* Set problem: Print the data that follows exactly.

[Stored data]
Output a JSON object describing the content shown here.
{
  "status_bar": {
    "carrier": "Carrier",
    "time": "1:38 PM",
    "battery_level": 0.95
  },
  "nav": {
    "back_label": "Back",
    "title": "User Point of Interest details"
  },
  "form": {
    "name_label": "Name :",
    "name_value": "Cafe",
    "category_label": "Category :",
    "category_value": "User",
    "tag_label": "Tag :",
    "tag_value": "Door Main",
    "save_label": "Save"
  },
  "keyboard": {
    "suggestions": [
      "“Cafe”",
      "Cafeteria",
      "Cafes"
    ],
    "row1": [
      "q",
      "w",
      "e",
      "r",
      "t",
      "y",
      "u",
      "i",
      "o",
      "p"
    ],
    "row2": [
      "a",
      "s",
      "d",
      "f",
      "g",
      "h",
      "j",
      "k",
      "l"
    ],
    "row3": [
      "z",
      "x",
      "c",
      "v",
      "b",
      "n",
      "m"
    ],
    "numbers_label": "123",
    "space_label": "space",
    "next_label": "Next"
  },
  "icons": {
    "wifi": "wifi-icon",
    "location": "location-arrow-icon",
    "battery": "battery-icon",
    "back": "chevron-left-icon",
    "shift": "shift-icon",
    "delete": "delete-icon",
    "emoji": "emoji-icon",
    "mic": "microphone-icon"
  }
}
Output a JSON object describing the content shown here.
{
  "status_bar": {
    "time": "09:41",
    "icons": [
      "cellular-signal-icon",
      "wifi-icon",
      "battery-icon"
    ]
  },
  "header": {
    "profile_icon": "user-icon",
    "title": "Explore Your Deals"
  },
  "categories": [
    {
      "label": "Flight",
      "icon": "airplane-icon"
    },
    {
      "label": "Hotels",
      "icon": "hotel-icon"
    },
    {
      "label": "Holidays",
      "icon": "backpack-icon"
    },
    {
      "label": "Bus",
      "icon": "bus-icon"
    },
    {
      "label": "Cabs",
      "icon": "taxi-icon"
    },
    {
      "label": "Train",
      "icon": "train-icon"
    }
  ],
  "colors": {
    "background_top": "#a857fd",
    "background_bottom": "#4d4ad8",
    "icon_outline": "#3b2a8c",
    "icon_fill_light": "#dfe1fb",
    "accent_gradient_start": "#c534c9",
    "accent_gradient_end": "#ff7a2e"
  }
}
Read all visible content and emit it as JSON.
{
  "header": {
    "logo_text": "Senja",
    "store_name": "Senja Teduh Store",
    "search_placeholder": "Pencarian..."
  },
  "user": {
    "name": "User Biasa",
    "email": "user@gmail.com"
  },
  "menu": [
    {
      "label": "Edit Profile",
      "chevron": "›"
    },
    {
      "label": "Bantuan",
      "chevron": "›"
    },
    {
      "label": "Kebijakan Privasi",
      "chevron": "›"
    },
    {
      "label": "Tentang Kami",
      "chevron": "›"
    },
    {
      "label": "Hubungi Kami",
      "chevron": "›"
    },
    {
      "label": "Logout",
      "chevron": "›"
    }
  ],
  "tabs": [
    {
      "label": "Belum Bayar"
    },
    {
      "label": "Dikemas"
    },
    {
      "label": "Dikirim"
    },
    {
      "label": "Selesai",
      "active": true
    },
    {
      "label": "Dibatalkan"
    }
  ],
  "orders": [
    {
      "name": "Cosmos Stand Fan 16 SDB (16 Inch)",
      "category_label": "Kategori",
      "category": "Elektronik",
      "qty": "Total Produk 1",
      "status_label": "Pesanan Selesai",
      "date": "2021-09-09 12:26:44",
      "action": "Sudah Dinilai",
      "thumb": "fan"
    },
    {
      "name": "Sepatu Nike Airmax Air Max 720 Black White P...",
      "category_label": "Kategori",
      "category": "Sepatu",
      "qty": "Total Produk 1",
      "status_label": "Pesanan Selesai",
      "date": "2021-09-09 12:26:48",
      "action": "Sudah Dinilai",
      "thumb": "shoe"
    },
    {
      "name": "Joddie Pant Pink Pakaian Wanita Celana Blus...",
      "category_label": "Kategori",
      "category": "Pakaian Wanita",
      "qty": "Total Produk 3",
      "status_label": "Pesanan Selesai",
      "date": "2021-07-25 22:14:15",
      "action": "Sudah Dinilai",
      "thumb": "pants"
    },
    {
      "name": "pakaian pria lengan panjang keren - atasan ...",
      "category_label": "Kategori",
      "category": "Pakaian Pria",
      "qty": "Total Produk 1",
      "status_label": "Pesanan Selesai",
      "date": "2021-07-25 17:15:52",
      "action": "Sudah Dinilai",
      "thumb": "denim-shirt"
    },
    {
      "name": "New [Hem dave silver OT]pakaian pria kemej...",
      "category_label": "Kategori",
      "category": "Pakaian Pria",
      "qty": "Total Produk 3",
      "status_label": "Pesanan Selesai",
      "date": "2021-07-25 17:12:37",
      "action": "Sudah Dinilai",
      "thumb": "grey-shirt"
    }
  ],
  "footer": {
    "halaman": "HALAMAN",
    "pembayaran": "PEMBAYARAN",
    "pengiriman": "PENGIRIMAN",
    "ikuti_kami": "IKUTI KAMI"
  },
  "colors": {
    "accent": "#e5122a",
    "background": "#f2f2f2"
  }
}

* The reply:
Output a JSON object describing the content shown here.
{
  "status_bar": {
    "carrier": "Carrier",
    "time": "1:38 PM",
    "battery_level": 0.95
  },
  "nav": {
    "back_label": "Back",
    "title": "User Point of Interest details"
  },
  "form": {
    "name_label": "Name :",
    "name_value": "Cafe",
    "category_label": "Category :",
    "category_value": "User",
    "tag_label": "Tag :",
    "tag_value": "Door Main",
    "save_label": "Save"
  },
  "keyboard": {
    "suggestions": [
      "“Cafe”",
      "Cafeteria",
      "Cafes"
    ],
    "row1": [
      "q",
      "w",
      "e",
      "r",
      "t",
      "y",
      "u",
      "i",
      "o",
      "p"
    ],
    "row2": [
      "a",
      "s",
      "d",
      "f",
      "g",
      "h",
      "j",
      "k",
      "l"
    ],
    "row3": [
      "z",
      "x",
      "c",
      "v",
      "b",
      "n",
      "m"
    ],
    "numbers_label": "123",
    "space_label": "space",
    "next_label": "Next"
  },
  "icons": {
    "wifi": "wifi-icon",
    "location": "location-arrow-icon",
    "battery": "battery-icon",
    "back": "chevron-left-icon",
    "shift": "shift-icon",
    "delete": "delete-icon",
    "emoji": "emoji-icon",
    "mic": "microphone-icon"
  }
}
Output a JSON object describing the content shown here.
{
  "status_bar": {
    "time": "09:41",
    "icons": [
      "cellular-signal-icon",
      "wifi-icon",
      "battery-icon"
    ]
  },
  "header": {
    "profile_icon": "user-icon",
    "title": "Explore Your Deals"
  },
  "categories": [
    {
      "label": "Flight",
      "icon": "airplane-icon"
    },
    {
      "label": "Hotels",
      "icon": "hotel-icon"
    },
    {
      "label": "Holidays",
      "icon": "backpack-icon"
    },
    {
      "label": "Bus",
      "icon": "bus-icon"
    },
    {
      "label": "Cabs",
      "icon": "taxi-icon"
    },
    {
      "label": "Train",
      "icon": "train-icon"
    }
  ],
  "colors": {
    "background_top": "#a857fd",
    "background_bottom": "#4d4ad8",
    "icon_outline": "#3b2a8c",
    "icon_fill_light": "#dfe1fb",
    "accent_gradient_start": "#c534c9",
    "accent_gradient_end": "#ff7a2e"
  }
}
Read all visible content and emit it as JSON.
{
  "header": {
    "logo_text": "Senja",
    "store_name": "Senja Teduh Store",
    "search_placeholder": "Pencarian..."
  },
  "user": {
    "name": "User Biasa",
    "email": "user@gmail.com"
  },
  "menu": [
    {
      "label": "Edit Profile",
      "chevron": "›"
    },
    {
      "label": "Bantuan",
      "chevron": "›"
    },
    {
      "label": "Kebijakan Privasi",
      "chevron": "›"
    },
    {
      "label": "Tentang Kami",
      "chevron": "›"
    },
    {
      "label": "Hubungi Kami",
      "chevron": "›"
    },
    {
      "label": "Logout",
      "chevron": "›"
    }
  ],
  "tabs": [
    {
      "label": "Belum Bayar"
    },
    {
      "label": "Dikemas"
    },
    {
      "label": "Dikirim"
    },
    {
      "label": "Selesai",
      "active": true
    },
    {
      "label": "Dibatalkan"
    }
  ],
  "orders": [
    {
      "name": "Cosmos Stand Fan 16 SDB (16 Inch)",
      "category_label": "Kategori",
      "category": "Elektronik",
      "qty": "Total Produk 1",
      "status_label": "Pesanan Selesai",
      "date": "2021-09-09 12:26:44",
      "action": "Sudah Dinilai",
      "thumb": "fan"
    },
    {
      "name": "Sepatu Nike Airmax Air Max 720 Black White P...",
      "category_label": "Kategori",
      "category": "Sepatu",
      "qty": "Total Produk 1",
      "status_label": "Pesanan Selesai",
      "date": "2021-09-09 12:26:48",
      "action": "Sudah Dinilai",
      "thumb": "shoe"
    },
    {
      "name": "Joddie Pant Pink Pakaian Wanita Celana Blus...",
      "category_label": "Kategori",
      "category": "Pakaian Wanita",
      "qty": "Total Produk 3",
      "status_label": "Pesanan Selesai",
      "date": "2021-07-25 22:14:15",
      "action": "Sudah Dinilai",
      "thumb": "pants"
    },
    {
      "name": "pakaian pria lengan panjang keren - atasan ...",
      "category_label": "Kategori",
      "category": "Pakaian Pria",
      "qty": "Total Produk 1",
      "status_label": "Pesanan Selesai",
      "date": "2021-07-25 17:15:52",
      "action": "Sudah Dinilai",
      "thumb": "denim-shirt"
    },
    {
      "name": "New [Hem dave silver OT]pakaian pria kemej...",
      "category_label": "Kategori",
      "category": "Pakaian Pria",
      "qty": "Total Produk 3",
      "status_label": "Pesanan Selesai",
      "date": "2021-07-25 17:12:37",
      "action": "Sudah Dinilai",
      "thumb": "grey-shirt"
    }
  ],
  "footer": {
    "halaman": "HALAMAN",
    "pembayaran": "PEMBAYARAN",
    "pengiriman": "PENGIRIMAN",
    "ikuti_kami": "IKUTI KAMI"
  },
  "colors": {
    "accent": "#e5122a",
    "background": "#f2f2f2"
  }
}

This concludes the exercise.